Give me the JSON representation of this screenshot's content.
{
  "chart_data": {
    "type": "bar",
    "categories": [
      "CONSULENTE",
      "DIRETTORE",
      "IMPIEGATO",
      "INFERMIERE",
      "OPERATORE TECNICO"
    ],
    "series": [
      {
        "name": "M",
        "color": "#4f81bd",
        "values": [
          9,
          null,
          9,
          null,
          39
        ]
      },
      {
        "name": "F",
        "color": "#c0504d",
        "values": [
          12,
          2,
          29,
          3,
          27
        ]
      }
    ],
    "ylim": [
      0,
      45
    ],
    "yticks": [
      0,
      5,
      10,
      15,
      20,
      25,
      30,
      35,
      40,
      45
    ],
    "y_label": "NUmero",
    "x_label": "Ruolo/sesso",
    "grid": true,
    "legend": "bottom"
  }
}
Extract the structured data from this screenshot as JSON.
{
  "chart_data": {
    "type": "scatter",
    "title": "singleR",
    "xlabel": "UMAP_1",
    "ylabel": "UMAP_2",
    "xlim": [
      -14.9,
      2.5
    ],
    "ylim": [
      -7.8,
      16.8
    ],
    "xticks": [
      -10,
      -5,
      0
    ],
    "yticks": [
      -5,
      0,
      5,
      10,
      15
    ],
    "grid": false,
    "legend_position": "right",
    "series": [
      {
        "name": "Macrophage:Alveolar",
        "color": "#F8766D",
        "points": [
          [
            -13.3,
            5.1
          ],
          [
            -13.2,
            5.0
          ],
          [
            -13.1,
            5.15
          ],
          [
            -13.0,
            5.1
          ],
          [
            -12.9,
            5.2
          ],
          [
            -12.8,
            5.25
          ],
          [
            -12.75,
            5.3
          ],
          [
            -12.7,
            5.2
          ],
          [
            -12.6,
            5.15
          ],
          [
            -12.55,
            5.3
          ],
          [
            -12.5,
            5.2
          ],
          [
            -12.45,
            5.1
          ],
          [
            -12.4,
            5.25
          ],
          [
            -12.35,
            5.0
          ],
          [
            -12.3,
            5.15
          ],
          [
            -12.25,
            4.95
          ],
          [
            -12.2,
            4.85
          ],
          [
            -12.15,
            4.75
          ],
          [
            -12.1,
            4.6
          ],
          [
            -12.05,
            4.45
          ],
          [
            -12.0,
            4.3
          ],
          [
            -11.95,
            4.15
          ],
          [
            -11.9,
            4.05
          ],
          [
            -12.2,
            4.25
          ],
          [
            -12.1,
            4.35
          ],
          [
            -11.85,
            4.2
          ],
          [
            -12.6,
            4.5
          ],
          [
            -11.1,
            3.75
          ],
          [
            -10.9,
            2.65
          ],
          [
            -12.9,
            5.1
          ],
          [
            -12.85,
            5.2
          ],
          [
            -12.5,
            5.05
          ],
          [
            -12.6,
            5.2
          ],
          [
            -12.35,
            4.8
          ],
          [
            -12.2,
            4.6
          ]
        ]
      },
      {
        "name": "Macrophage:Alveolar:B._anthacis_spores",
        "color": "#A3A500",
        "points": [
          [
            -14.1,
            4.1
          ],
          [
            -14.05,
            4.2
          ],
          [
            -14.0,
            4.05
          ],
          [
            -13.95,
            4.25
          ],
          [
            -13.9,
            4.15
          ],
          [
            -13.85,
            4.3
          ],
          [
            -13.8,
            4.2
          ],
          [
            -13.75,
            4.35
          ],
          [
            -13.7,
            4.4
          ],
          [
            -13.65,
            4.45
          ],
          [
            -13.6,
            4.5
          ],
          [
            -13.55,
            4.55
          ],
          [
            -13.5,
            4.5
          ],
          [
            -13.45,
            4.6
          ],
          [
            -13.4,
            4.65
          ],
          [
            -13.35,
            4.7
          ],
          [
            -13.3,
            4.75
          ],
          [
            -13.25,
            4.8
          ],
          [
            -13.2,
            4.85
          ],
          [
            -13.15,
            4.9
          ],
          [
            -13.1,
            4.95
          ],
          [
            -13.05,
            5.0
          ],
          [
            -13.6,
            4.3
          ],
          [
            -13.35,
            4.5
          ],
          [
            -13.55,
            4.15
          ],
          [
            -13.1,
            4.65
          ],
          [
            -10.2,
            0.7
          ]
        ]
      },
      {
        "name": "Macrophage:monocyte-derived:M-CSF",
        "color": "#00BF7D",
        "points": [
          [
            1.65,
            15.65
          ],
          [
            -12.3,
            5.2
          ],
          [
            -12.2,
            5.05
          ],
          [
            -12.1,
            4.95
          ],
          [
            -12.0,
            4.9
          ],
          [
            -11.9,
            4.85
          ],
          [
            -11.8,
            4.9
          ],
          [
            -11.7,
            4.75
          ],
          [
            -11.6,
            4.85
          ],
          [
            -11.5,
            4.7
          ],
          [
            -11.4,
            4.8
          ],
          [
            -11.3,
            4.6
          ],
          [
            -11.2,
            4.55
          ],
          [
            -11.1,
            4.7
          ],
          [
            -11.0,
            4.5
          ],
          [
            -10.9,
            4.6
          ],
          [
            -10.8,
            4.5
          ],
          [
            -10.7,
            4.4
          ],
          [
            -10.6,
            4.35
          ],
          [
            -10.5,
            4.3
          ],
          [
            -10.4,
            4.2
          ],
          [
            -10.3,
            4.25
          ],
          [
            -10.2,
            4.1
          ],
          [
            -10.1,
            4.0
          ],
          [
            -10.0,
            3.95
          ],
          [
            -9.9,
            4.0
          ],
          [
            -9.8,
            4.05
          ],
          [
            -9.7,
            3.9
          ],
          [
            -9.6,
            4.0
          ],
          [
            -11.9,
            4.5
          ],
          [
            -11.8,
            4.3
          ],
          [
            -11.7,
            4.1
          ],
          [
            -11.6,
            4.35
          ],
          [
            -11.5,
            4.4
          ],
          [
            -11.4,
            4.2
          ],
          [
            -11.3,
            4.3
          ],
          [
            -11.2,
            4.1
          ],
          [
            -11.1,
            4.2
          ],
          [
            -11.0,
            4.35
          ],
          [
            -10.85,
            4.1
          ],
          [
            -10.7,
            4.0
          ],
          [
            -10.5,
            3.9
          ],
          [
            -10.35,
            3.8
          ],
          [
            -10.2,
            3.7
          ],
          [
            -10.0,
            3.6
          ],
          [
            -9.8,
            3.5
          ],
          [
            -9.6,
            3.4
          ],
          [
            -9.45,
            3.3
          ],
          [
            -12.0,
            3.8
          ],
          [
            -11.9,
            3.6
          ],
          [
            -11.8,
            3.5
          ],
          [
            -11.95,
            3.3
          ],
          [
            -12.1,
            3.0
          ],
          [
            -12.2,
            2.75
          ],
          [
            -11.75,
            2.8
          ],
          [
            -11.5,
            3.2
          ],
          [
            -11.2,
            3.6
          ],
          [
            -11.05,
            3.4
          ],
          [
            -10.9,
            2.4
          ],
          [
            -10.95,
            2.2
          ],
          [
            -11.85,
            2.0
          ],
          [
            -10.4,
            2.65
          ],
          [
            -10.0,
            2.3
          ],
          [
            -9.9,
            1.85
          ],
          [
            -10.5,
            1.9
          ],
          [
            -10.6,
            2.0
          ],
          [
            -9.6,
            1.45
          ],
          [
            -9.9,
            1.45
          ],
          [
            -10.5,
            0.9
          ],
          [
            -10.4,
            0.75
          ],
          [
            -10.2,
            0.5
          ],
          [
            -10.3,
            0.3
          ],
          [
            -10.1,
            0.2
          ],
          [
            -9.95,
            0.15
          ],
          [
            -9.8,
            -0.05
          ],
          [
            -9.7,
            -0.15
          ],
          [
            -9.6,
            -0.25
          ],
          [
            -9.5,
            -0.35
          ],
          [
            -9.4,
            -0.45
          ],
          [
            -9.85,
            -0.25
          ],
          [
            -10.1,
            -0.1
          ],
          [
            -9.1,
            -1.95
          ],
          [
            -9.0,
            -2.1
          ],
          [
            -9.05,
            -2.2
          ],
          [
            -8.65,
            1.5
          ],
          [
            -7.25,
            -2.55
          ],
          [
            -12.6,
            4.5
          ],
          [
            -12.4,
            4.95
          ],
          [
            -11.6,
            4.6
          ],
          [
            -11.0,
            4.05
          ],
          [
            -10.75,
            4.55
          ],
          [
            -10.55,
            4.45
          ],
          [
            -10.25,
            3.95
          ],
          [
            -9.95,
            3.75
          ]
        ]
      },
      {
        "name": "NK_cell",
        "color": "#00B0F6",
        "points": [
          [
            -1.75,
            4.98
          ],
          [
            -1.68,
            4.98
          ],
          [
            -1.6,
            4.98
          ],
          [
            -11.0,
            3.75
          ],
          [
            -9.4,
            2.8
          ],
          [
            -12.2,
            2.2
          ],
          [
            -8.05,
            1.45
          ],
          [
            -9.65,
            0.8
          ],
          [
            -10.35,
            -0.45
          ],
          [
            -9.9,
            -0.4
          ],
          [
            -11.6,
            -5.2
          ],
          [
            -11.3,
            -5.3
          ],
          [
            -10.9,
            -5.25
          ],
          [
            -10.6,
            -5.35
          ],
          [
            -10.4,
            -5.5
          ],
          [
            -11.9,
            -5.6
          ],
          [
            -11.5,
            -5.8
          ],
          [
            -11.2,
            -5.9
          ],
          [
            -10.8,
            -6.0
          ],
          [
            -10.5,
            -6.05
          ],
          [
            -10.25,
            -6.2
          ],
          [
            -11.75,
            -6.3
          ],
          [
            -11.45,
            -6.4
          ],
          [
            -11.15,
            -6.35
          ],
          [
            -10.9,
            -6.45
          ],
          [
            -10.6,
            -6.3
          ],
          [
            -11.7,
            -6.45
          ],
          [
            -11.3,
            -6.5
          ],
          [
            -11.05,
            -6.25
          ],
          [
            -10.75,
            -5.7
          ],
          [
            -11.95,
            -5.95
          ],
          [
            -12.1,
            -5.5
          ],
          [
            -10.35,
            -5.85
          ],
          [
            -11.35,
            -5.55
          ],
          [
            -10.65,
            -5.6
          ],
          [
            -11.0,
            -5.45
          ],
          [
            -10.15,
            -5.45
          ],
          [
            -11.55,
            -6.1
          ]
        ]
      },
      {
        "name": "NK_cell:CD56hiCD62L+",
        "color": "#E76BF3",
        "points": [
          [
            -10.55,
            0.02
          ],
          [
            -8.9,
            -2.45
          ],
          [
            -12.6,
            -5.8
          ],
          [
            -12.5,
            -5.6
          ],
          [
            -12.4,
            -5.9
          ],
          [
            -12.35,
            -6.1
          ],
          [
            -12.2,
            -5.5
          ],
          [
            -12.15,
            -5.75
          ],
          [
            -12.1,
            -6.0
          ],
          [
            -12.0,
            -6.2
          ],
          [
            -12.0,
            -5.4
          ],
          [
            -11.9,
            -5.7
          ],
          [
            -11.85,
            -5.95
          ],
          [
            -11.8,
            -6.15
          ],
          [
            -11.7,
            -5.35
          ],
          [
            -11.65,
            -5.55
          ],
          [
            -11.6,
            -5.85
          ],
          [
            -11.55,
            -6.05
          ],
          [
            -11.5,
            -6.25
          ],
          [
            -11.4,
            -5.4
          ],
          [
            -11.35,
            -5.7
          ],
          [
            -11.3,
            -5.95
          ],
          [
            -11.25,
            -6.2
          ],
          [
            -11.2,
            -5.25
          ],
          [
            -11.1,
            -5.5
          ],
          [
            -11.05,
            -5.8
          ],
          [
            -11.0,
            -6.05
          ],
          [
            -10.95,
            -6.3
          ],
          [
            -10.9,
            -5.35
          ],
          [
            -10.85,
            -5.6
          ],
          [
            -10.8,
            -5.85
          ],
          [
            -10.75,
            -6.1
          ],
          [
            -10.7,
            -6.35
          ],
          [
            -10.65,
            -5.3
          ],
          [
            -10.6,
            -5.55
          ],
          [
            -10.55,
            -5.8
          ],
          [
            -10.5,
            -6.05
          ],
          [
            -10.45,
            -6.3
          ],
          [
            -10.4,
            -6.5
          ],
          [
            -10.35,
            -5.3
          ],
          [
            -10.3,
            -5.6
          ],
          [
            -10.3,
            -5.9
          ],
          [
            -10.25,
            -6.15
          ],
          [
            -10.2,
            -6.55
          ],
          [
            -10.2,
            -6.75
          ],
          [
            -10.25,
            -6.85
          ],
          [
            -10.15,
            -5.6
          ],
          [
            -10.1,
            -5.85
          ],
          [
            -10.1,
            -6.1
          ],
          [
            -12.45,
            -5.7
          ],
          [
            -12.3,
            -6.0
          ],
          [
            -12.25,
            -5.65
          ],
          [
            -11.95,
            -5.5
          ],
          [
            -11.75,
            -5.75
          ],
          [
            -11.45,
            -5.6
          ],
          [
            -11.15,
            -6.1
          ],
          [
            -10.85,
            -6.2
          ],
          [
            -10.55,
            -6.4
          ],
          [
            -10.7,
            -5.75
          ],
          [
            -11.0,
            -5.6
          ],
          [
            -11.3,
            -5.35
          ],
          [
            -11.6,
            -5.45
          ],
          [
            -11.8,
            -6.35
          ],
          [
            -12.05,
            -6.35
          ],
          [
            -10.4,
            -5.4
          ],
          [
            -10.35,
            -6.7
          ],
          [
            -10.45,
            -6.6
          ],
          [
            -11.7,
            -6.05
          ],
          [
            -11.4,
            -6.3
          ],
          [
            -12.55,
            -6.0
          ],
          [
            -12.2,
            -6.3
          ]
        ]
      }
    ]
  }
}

== == ==

■ **To be done**: Find the string "color" in the records, then copy each line where it occurs.

■ **Response**:
        "color": "#4f81bd",
        "color": "#c0504d",
        "color": "#F8766D",
        "color": "#A3A500",
        "color": "#00BF7D",
        "color": "#00B0F6",
        "color": "#E76BF3",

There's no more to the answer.